• TASK PROMPT: Copy out the data below as written; omit any images.

• RECORDS SUPPLIED:
------
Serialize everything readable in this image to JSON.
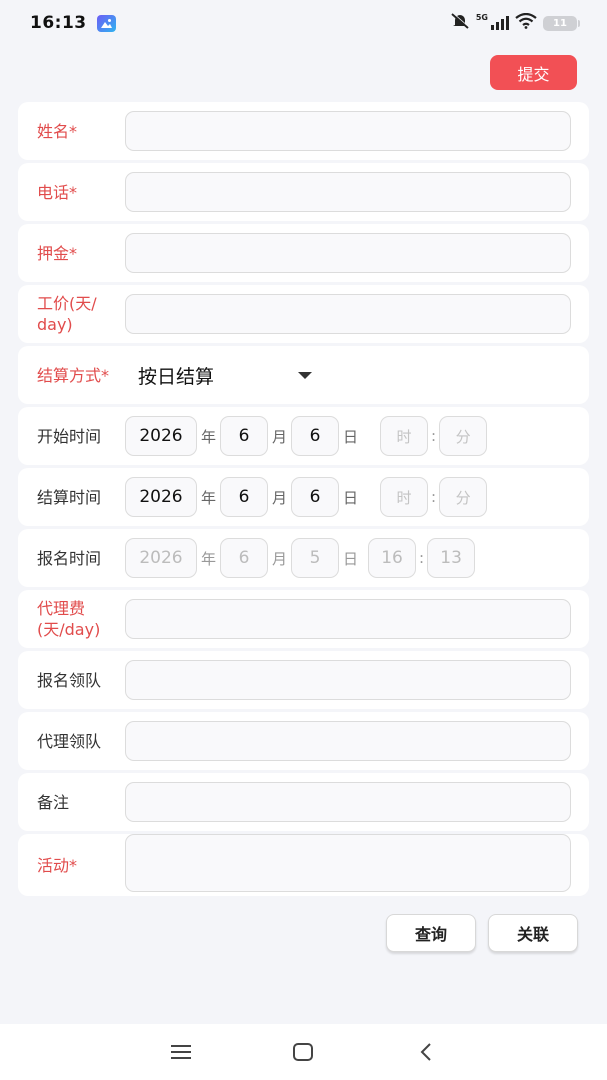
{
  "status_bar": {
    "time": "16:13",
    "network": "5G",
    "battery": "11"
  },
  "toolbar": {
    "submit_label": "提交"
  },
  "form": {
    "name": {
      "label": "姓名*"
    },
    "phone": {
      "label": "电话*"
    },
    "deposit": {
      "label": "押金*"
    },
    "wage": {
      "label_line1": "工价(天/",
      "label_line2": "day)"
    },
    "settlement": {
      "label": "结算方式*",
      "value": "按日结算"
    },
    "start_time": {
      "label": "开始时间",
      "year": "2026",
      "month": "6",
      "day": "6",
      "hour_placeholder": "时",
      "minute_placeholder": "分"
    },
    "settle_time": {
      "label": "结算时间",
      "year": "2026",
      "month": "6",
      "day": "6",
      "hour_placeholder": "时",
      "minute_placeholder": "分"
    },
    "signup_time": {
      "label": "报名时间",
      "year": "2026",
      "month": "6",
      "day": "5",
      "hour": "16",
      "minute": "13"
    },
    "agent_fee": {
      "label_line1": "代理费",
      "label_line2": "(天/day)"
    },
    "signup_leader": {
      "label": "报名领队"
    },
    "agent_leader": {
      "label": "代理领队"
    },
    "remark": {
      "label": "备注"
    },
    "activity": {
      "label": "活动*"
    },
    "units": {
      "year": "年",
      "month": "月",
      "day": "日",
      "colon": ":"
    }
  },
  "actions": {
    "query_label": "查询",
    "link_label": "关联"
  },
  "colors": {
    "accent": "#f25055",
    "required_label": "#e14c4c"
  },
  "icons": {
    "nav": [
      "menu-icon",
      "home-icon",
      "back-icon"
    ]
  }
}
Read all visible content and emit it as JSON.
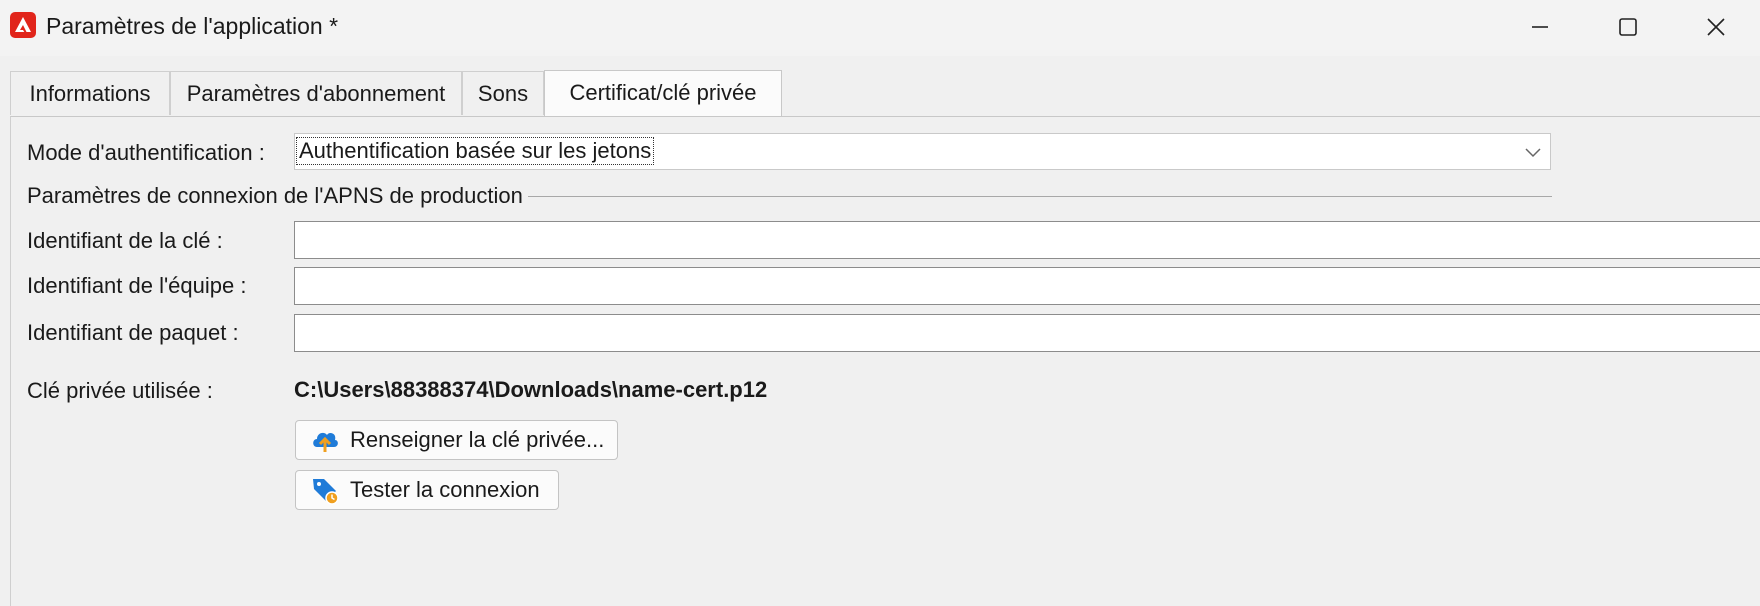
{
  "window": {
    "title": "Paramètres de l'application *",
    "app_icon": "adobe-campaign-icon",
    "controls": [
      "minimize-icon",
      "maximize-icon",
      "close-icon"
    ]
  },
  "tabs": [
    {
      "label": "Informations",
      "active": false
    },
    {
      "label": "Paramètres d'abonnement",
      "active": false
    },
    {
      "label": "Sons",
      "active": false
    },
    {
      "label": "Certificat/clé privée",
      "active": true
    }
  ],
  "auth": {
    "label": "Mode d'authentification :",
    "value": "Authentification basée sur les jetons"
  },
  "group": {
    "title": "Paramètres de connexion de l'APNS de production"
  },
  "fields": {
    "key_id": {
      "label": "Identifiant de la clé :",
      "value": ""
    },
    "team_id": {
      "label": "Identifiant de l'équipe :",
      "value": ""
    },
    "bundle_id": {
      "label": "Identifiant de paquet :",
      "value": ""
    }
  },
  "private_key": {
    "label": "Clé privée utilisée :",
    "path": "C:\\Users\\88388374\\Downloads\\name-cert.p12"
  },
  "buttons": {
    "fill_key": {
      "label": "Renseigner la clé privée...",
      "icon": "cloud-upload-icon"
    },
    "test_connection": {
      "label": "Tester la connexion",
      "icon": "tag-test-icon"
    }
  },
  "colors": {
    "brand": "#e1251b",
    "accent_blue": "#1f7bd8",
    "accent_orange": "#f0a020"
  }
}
------
• FULL ANSWER:
Serialize everything readable in this image to JSON.
{
  "status_bar": {
    "time": "16:13",
    "network": "5G",
    "battery": "11"
  },
  "toolbar": {
    "submit_label": "提交"
  },
  "form": {
    "name": {
      "label": "姓名*"
    },
    "phone": {
      "label": "电话*"
    },
    "deposit": {
      "label": "押金*"
    },
    "wage": {
      "label_line1": "工价(天/",
      "label_line2": "day)"
    },
    "settlement": {
      "label": "结算方式*",
      "value": "按日结算"
    },
    "start_time": {
      "label": "开始时间",
      "year": "2026",
      "month": "6",
      "day": "6",
      "hour_placeholder": "时",
      "minute_placeholder": "分"
    },
    "settle_time": {
      "label": "结算时间",
      "year": "2026",
      "month": "6",
      "day": "6",
      "hour_placeholder": "时",
      "minute_placeholder": "分"
    },
    "signup_time": {
      "label": "报名时间",
      "year": "2026",
      "month": "6",
      "day": "5",
      "hour": "16",
      "minute": "13"
    },
    "agent_fee": {
      "label_line1": "代理费",
      "label_line2": "(天/day)"
    },
    "signup_leader": {
      "label": "报名领队"
    },
    "agent_leader": {
      "label": "代理领队"
    },
    "remark": {
      "label": "备注"
    },
    "activity": {
      "label": "活动*"
    },
    "units": {
      "year": "年",
      "month": "月",
      "day": "日",
      "colon": ":"
    }
  },
  "actions": {
    "query_label": "查询",
    "link_label": "关联"
  },
  "colors": {
    "accent": "#f25055",
    "required_label": "#e14c4c"
  },
  "icons": {
    "nav": [
      "menu-icon",
      "home-icon",
      "back-icon"
    ]
  }
}
Read all visible content and emit it as JSON.
{
  "window": {
    "title": "Paramètres de l'application *",
    "app_icon": "adobe-campaign-icon",
    "controls": [
      "minimize-icon",
      "maximize-icon",
      "close-icon"
    ]
  },
  "tabs": [
    {
      "label": "Informations",
      "active": false
    },
    {
      "label": "Paramètres d'abonnement",
      "active": false
    },
    {
      "label": "Sons",
      "active": false
    },
    {
      "label": "Certificat/clé privée",
      "active": true
    }
  ],
  "auth": {
    "label": "Mode d'authentification :",
    "value": "Authentification basée sur les jetons"
  },
  "group": {
    "title": "Paramètres de connexion de l'APNS de production"
  },
  "fields": {
    "key_id": {
      "label": "Identifiant de la clé :",
      "value": ""
    },
    "team_id": {
      "label": "Identifiant de l'équipe :",
      "value": ""
    },
    "bundle_id": {
      "label": "Identifiant de paquet :",
      "value": ""
    }
  },
  "private_key": {
    "label": "Clé privée utilisée :",
    "path": "C:\\Users\\88388374\\Downloads\\name-cert.p12"
  },
  "buttons": {
    "fill_key": {
      "label": "Renseigner la clé privée...",
      "icon": "cloud-upload-icon"
    },
    "test_connection": {
      "label": "Tester la connexion",
      "icon": "tag-test-icon"
    }
  },
  "colors": {
    "brand": "#e1251b",
    "accent_blue": "#1f7bd8",
    "accent_orange": "#f0a020"
  }
}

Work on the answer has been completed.